▶ **Exercise objective**: Your task is to copy each line in the listing that includes the word "text".

▶ **Material supplied**:
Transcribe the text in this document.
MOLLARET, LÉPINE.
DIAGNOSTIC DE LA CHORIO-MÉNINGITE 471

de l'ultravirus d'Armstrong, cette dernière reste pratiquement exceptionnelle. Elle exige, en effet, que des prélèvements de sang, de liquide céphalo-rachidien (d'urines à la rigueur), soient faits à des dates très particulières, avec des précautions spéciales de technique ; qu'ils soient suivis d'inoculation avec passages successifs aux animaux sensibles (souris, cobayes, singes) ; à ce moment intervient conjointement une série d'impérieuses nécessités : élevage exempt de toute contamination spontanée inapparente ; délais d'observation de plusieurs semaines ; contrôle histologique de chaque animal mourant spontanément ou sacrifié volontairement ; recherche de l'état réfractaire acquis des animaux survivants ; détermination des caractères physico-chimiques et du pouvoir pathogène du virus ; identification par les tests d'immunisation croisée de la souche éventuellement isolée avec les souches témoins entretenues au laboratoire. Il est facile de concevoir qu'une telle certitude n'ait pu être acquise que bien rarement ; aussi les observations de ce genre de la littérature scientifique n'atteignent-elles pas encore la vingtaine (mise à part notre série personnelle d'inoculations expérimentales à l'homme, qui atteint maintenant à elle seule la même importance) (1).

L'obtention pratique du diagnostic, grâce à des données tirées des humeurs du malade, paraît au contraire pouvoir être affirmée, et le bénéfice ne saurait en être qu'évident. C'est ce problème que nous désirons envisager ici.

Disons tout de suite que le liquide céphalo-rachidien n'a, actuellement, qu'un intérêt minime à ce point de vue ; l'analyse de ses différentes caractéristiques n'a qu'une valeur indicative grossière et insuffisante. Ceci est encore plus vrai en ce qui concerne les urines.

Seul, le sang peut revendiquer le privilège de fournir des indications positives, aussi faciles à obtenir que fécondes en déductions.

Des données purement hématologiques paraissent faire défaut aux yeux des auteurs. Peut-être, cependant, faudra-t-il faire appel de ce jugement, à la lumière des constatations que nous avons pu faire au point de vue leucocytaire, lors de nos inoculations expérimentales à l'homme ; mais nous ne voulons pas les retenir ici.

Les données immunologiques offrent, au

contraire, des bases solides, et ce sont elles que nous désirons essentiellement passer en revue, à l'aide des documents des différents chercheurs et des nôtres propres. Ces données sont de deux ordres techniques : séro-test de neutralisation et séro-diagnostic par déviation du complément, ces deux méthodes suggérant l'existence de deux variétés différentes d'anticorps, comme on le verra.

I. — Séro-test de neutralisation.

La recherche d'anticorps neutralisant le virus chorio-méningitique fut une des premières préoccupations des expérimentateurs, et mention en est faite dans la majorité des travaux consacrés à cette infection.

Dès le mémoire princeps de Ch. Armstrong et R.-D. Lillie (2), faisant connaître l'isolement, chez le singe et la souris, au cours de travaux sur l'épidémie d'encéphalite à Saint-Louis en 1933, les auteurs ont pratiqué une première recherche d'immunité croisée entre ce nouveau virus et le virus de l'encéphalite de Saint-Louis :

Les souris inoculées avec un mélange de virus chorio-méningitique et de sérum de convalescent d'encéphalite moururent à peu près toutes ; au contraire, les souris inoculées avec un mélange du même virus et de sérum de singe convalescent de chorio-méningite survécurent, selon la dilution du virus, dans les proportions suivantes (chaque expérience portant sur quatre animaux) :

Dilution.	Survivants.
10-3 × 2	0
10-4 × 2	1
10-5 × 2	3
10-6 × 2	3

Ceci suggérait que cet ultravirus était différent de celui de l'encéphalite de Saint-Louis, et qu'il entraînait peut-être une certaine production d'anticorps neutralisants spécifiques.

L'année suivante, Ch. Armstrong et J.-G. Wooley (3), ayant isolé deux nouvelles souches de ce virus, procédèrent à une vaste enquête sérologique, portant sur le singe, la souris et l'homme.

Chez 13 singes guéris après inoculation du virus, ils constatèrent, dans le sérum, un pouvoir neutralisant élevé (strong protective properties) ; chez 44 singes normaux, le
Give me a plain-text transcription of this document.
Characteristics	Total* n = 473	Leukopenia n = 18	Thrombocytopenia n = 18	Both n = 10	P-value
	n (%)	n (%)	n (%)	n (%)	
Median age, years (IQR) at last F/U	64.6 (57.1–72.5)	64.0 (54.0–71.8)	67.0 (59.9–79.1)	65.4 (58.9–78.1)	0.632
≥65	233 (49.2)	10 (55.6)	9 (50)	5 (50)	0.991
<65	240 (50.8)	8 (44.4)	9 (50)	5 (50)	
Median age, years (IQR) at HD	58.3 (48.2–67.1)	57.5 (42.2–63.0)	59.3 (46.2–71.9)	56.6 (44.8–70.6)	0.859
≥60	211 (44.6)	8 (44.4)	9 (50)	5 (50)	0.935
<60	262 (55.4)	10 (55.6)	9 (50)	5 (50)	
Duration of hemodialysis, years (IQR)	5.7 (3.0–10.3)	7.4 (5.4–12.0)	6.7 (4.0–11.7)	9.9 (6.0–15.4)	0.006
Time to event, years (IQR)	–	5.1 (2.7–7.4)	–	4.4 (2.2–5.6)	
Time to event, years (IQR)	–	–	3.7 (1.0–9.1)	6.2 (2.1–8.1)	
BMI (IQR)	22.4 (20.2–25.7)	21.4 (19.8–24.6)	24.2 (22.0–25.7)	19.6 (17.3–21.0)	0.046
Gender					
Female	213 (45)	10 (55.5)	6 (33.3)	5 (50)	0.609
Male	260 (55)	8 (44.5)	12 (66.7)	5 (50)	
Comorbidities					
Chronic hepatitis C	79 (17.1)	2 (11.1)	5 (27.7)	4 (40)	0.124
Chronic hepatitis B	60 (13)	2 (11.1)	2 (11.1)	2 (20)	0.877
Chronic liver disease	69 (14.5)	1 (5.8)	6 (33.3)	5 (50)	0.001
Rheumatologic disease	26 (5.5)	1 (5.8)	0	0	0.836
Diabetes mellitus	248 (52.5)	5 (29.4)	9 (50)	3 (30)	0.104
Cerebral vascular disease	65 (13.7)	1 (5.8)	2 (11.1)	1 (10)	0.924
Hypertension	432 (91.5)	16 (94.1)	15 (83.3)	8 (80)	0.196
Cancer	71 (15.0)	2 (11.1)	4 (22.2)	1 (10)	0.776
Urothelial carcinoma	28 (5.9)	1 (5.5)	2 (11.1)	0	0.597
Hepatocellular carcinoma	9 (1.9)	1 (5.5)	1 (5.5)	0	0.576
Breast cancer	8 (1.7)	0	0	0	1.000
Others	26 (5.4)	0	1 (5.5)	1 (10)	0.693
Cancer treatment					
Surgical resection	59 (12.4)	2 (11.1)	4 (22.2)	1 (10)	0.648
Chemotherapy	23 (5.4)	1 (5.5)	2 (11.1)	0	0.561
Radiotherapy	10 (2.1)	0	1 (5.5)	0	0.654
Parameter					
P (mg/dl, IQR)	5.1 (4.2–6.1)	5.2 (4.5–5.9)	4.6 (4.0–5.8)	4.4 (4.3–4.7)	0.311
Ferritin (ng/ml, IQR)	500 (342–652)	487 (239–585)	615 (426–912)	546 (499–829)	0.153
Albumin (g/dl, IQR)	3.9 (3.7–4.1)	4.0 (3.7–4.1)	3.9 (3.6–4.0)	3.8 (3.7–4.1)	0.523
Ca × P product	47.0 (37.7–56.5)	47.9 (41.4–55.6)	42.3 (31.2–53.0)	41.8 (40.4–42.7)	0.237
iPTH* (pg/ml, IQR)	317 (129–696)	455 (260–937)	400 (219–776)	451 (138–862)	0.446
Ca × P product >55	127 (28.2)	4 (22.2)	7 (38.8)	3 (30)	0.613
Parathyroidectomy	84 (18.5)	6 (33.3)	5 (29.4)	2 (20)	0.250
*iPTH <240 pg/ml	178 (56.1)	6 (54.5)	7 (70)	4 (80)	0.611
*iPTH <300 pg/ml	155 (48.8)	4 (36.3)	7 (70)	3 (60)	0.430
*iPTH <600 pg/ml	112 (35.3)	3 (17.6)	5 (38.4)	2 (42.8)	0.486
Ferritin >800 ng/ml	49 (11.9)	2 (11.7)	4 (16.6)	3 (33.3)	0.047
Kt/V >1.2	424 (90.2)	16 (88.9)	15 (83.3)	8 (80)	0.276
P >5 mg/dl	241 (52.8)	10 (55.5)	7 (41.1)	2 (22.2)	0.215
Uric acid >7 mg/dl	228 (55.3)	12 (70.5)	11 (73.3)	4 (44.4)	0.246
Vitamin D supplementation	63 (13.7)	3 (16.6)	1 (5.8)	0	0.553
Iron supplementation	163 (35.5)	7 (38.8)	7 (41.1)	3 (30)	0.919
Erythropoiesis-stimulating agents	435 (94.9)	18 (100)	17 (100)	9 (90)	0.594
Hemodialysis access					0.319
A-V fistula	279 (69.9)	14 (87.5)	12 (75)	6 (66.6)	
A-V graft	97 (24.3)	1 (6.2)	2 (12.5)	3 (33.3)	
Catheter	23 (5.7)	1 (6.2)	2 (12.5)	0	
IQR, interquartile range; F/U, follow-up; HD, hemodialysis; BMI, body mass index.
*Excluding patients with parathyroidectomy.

▶ **Solution to this exercise**:
Transcribe the text in this document.
Give me a plain-text transcription of this document.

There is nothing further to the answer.